[Collected data entries]
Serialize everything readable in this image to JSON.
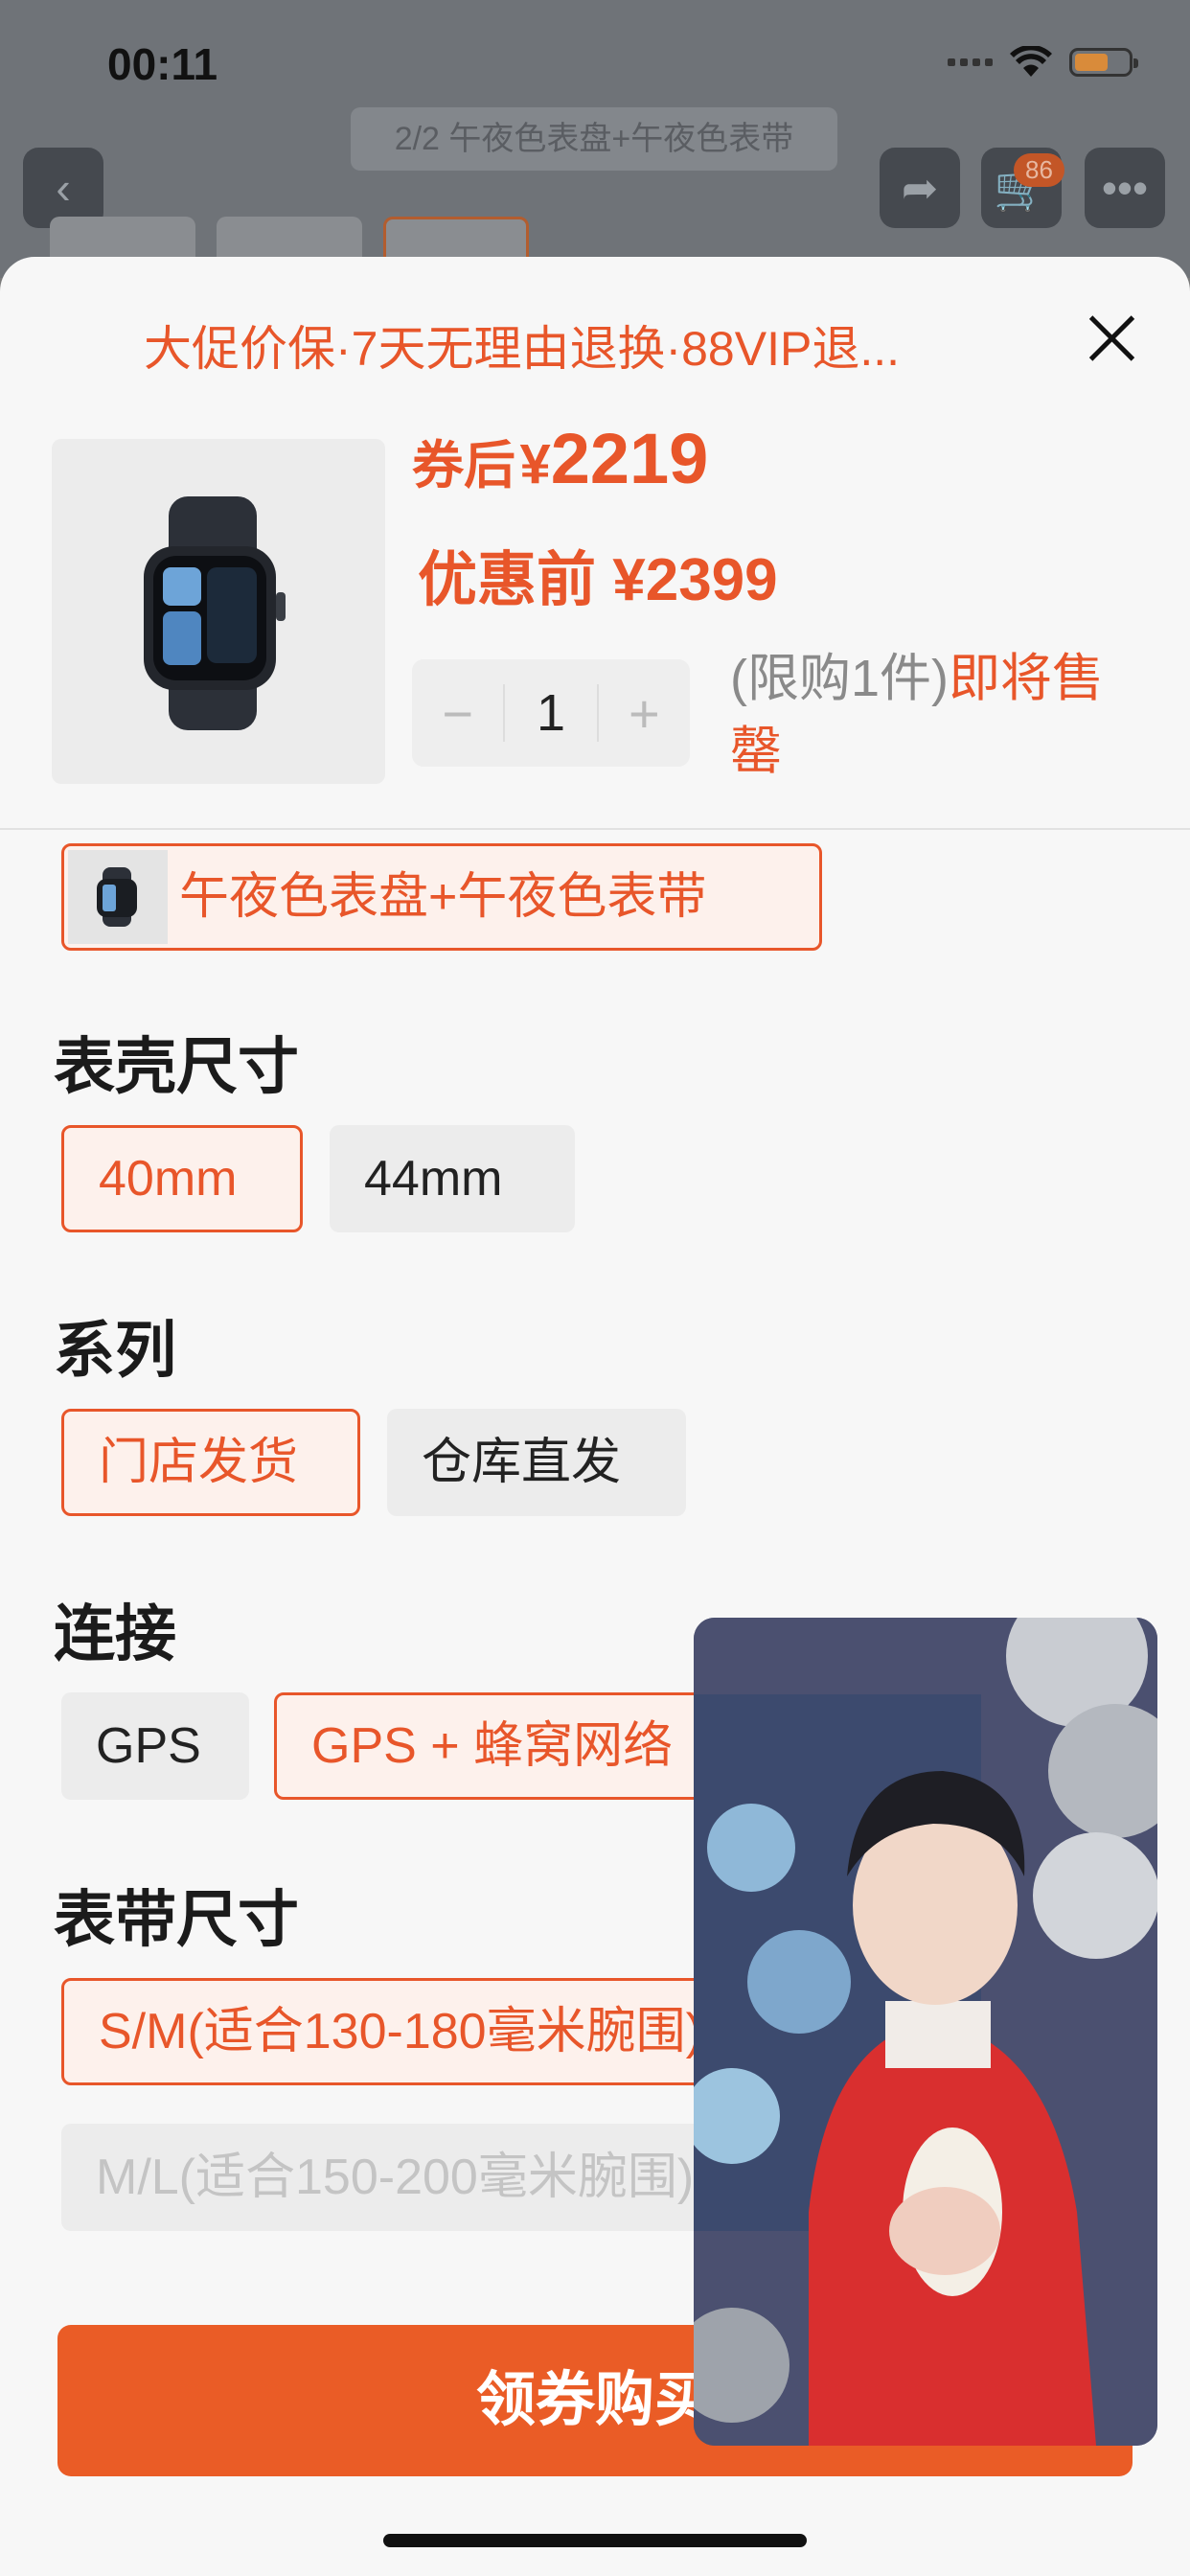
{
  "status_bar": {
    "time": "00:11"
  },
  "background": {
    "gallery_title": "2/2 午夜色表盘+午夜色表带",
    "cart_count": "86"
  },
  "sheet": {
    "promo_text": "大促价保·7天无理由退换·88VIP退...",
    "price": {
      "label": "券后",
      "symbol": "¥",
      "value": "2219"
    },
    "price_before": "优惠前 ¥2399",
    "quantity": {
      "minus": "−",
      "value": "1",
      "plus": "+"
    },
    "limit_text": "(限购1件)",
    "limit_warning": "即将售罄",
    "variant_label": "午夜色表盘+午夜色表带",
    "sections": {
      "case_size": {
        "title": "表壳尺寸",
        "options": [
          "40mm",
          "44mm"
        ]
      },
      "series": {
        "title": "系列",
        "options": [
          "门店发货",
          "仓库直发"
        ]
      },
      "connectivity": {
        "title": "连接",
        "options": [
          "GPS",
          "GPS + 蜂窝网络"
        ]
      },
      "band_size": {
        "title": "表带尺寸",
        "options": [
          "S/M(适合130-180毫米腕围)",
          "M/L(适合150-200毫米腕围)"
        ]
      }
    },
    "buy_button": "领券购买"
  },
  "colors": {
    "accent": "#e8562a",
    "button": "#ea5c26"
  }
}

Task goal => Except for the pictures, reproduce every line exactly.

Result below =>
Serialize everything readable in this image to JSON.
{
  "status_bar": {
    "time": "00:11"
  },
  "background": {
    "gallery_title": "2/2 午夜色表盘+午夜色表带",
    "cart_count": "86"
  },
  "sheet": {
    "promo_text": "大促价保·7天无理由退换·88VIP退...",
    "price": {
      "label": "券后",
      "symbol": "¥",
      "value": "2219"
    },
    "price_before": "优惠前 ¥2399",
    "quantity": {
      "minus": "−",
      "value": "1",
      "plus": "+"
    },
    "limit_text": "(限购1件)",
    "limit_warning": "即将售罄",
    "variant_label": "午夜色表盘+午夜色表带",
    "sections": {
      "case_size": {
        "title": "表壳尺寸",
        "options": [
          "40mm",
          "44mm"
        ]
      },
      "series": {
        "title": "系列",
        "options": [
          "门店发货",
          "仓库直发"
        ]
      },
      "connectivity": {
        "title": "连接",
        "options": [
          "GPS",
          "GPS + 蜂窝网络"
        ]
      },
      "band_size": {
        "title": "表带尺寸",
        "options": [
          "S/M(适合130-180毫米腕围)",
          "M/L(适合150-200毫米腕围)"
        ]
      }
    },
    "buy_button": "领券购买"
  },
  "colors": {
    "accent": "#e8562a",
    "button": "#ea5c26"
  }
}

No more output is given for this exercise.